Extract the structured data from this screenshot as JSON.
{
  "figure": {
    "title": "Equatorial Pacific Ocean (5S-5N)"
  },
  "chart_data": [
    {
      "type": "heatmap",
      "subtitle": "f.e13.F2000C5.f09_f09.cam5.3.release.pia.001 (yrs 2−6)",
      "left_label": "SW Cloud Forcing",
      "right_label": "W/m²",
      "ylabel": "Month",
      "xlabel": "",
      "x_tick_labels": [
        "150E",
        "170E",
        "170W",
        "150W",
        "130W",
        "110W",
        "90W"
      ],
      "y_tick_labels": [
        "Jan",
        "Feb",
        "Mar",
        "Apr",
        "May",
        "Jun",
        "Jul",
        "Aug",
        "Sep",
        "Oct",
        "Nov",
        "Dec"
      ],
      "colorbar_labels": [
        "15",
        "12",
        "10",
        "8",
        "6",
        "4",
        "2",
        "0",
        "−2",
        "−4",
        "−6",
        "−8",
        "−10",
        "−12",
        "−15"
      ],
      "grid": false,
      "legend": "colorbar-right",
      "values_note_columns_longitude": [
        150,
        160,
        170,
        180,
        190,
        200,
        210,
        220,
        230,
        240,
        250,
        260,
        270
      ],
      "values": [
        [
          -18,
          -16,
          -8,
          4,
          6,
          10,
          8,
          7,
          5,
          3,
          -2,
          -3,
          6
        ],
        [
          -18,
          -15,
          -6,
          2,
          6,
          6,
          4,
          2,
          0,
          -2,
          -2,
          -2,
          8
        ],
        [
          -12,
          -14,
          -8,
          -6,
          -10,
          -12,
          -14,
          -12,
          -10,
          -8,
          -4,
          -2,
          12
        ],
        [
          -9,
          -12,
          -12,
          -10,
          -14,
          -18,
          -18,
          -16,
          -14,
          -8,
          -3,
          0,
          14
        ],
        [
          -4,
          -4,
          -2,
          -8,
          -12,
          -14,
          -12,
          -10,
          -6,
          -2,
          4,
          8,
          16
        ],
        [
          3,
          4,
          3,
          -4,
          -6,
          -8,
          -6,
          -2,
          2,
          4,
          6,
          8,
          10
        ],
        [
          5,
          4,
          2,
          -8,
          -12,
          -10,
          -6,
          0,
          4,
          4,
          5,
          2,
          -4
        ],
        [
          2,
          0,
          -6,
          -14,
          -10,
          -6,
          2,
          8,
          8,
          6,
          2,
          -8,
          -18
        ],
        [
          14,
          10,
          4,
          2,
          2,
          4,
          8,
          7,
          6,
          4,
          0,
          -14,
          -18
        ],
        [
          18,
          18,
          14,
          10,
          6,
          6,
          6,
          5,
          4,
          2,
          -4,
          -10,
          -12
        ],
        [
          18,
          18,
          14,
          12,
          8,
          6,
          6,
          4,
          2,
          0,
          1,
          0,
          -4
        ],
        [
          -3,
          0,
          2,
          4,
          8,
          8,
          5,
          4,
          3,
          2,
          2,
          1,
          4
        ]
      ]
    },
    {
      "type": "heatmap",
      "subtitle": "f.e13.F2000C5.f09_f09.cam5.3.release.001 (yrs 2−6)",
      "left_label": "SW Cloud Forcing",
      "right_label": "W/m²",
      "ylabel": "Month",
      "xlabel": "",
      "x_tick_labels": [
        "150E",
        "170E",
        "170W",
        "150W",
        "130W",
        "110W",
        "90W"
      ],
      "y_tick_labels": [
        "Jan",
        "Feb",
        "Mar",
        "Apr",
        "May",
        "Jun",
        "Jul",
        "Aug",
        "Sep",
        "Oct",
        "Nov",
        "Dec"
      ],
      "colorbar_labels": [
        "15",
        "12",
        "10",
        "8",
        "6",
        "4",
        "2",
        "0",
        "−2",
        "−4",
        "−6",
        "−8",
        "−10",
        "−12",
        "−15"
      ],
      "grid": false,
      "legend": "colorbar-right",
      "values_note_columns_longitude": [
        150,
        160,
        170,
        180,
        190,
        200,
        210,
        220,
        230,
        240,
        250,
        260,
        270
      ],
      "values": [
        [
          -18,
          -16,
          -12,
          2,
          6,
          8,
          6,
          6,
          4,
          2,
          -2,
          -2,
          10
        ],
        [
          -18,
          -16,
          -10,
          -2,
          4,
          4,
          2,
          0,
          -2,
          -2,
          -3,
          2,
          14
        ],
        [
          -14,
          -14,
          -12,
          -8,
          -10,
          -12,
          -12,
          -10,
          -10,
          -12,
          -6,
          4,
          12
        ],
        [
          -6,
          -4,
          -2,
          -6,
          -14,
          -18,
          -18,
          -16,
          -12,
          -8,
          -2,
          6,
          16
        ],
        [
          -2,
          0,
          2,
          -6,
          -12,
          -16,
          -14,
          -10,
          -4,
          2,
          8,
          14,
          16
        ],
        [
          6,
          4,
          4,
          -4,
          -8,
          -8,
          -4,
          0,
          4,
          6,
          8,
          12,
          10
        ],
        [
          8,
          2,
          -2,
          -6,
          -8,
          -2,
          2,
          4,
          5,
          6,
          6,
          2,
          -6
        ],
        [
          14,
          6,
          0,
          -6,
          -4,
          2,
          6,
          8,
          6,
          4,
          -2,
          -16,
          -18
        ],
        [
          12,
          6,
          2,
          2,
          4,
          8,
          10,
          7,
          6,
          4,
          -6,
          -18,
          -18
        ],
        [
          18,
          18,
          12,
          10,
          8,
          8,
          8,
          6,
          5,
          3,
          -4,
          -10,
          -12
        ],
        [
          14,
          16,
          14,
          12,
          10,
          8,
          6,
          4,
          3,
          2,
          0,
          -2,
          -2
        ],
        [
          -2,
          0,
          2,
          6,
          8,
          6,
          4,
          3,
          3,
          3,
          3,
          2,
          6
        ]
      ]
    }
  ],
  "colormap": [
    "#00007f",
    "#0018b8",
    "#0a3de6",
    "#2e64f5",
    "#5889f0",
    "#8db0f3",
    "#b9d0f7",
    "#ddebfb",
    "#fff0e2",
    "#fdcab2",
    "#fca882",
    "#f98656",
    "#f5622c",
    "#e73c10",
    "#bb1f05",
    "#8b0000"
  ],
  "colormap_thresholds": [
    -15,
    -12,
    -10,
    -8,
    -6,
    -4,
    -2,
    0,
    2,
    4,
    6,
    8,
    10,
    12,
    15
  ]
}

» TO DO
What do the records say? Quote them all exactly.

» PROBLEM SOLUTION
Extract the structured data from this screenshot as JSON.
{
  "figure": {
    "title": "Equatorial Pacific Ocean (5S-5N)"
  },
  "chart_data": [
    {
      "type": "heatmap",
      "subtitle": "f.e13.F2000C5.f09_f09.cam5.3.release.pia.001 (yrs 2−6)",
      "left_label": "SW Cloud Forcing",
      "right_label": "W/m²",
      "ylabel": "Month",
      "xlabel": "",
      "x_tick_labels": [
        "150E",
        "170E",
        "170W",
        "150W",
        "130W",
        "110W",
        "90W"
      ],
      "y_tick_labels": [
        "Jan",
        "Feb",
        "Mar",
        "Apr",
        "May",
        "Jun",
        "Jul",
        "Aug",
        "Sep",
        "Oct",
        "Nov",
        "Dec"
      ],
      "colorbar_labels": [
        "15",
        "12",
        "10",
        "8",
        "6",
        "4",
        "2",
        "0",
        "−2",
        "−4",
        "−6",
        "−8",
        "−10",
        "−12",
        "−15"
      ],
      "grid": false,
      "legend": "colorbar-right",
      "values_note_columns_longitude": [
        150,
        160,
        170,
        180,
        190,
        200,
        210,
        220,
        230,
        240,
        250,
        260,
        270
      ],
      "values": [
        [
          -18,
          -16,
          -8,
          4,
          6,
          10,
          8,
          7,
          5,
          3,
          -2,
          -3,
          6
        ],
        [
          -18,
          -15,
          -6,
          2,
          6,
          6,
          4,
          2,
          0,
          -2,
          -2,
          -2,
          8
        ],
        [
          -12,
          -14,
          -8,
          -6,
          -10,
          -12,
          -14,
          -12,
          -10,
          -8,
          -4,
          -2,
          12
        ],
        [
          -9,
          -12,
          -12,
          -10,
          -14,
          -18,
          -18,
          -16,
          -14,
          -8,
          -3,
          0,
          14
        ],
        [
          -4,
          -4,
          -2,
          -8,
          -12,
          -14,
          -12,
          -10,
          -6,
          -2,
          4,
          8,
          16
        ],
        [
          3,
          4,
          3,
          -4,
          -6,
          -8,
          -6,
          -2,
          2,
          4,
          6,
          8,
          10
        ],
        [
          5,
          4,
          2,
          -8,
          -12,
          -10,
          -6,
          0,
          4,
          4,
          5,
          2,
          -4
        ],
        [
          2,
          0,
          -6,
          -14,
          -10,
          -6,
          2,
          8,
          8,
          6,
          2,
          -8,
          -18
        ],
        [
          14,
          10,
          4,
          2,
          2,
          4,
          8,
          7,
          6,
          4,
          0,
          -14,
          -18
        ],
        [
          18,
          18,
          14,
          10,
          6,
          6,
          6,
          5,
          4,
          2,
          -4,
          -10,
          -12
        ],
        [
          18,
          18,
          14,
          12,
          8,
          6,
          6,
          4,
          2,
          0,
          1,
          0,
          -4
        ],
        [
          -3,
          0,
          2,
          4,
          8,
          8,
          5,
          4,
          3,
          2,
          2,
          1,
          4
        ]
      ]
    },
    {
      "type": "heatmap",
      "subtitle": "f.e13.F2000C5.f09_f09.cam5.3.release.001 (yrs 2−6)",
      "left_label": "SW Cloud Forcing",
      "right_label": "W/m²",
      "ylabel": "Month",
      "xlabel": "",
      "x_tick_labels": [
        "150E",
        "170E",
        "170W",
        "150W",
        "130W",
        "110W",
        "90W"
      ],
      "y_tick_labels": [
        "Jan",
        "Feb",
        "Mar",
        "Apr",
        "May",
        "Jun",
        "Jul",
        "Aug",
        "Sep",
        "Oct",
        "Nov",
        "Dec"
      ],
      "colorbar_labels": [
        "15",
        "12",
        "10",
        "8",
        "6",
        "4",
        "2",
        "0",
        "−2",
        "−4",
        "−6",
        "−8",
        "−10",
        "−12",
        "−15"
      ],
      "grid": false,
      "legend": "colorbar-right",
      "values_note_columns_longitude": [
        150,
        160,
        170,
        180,
        190,
        200,
        210,
        220,
        230,
        240,
        250,
        260,
        270
      ],
      "values": [
        [
          -18,
          -16,
          -12,
          2,
          6,
          8,
          6,
          6,
          4,
          2,
          -2,
          -2,
          10
        ],
        [
          -18,
          -16,
          -10,
          -2,
          4,
          4,
          2,
          0,
          -2,
          -2,
          -3,
          2,
          14
        ],
        [
          -14,
          -14,
          -12,
          -8,
          -10,
          -12,
          -12,
          -10,
          -10,
          -12,
          -6,
          4,
          12
        ],
        [
          -6,
          -4,
          -2,
          -6,
          -14,
          -18,
          -18,
          -16,
          -12,
          -8,
          -2,
          6,
          16
        ],
        [
          -2,
          0,
          2,
          -6,
          -12,
          -16,
          -14,
          -10,
          -4,
          2,
          8,
          14,
          16
        ],
        [
          6,
          4,
          4,
          -4,
          -8,
          -8,
          -4,
          0,
          4,
          6,
          8,
          12,
          10
        ],
        [
          8,
          2,
          -2,
          -6,
          -8,
          -2,
          2,
          4,
          5,
          6,
          6,
          2,
          -6
        ],
        [
          14,
          6,
          0,
          -6,
          -4,
          2,
          6,
          8,
          6,
          4,
          -2,
          -16,
          -18
        ],
        [
          12,
          6,
          2,
          2,
          4,
          8,
          10,
          7,
          6,
          4,
          -6,
          -18,
          -18
        ],
        [
          18,
          18,
          12,
          10,
          8,
          8,
          8,
          6,
          5,
          3,
          -4,
          -10,
          -12
        ],
        [
          14,
          16,
          14,
          12,
          10,
          8,
          6,
          4,
          3,
          2,
          0,
          -2,
          -2
        ],
        [
          -2,
          0,
          2,
          6,
          8,
          6,
          4,
          3,
          3,
          3,
          3,
          2,
          6
        ]
      ]
    }
  ],
  "colormap": [
    "#00007f",
    "#0018b8",
    "#0a3de6",
    "#2e64f5",
    "#5889f0",
    "#8db0f3",
    "#b9d0f7",
    "#ddebfb",
    "#fff0e2",
    "#fdcab2",
    "#fca882",
    "#f98656",
    "#f5622c",
    "#e73c10",
    "#bb1f05",
    "#8b0000"
  ],
  "colormap_thresholds": [
    -15,
    -12,
    -10,
    -8,
    -6,
    -4,
    -2,
    0,
    2,
    4,
    6,
    8,
    10,
    12,
    15
  ]
}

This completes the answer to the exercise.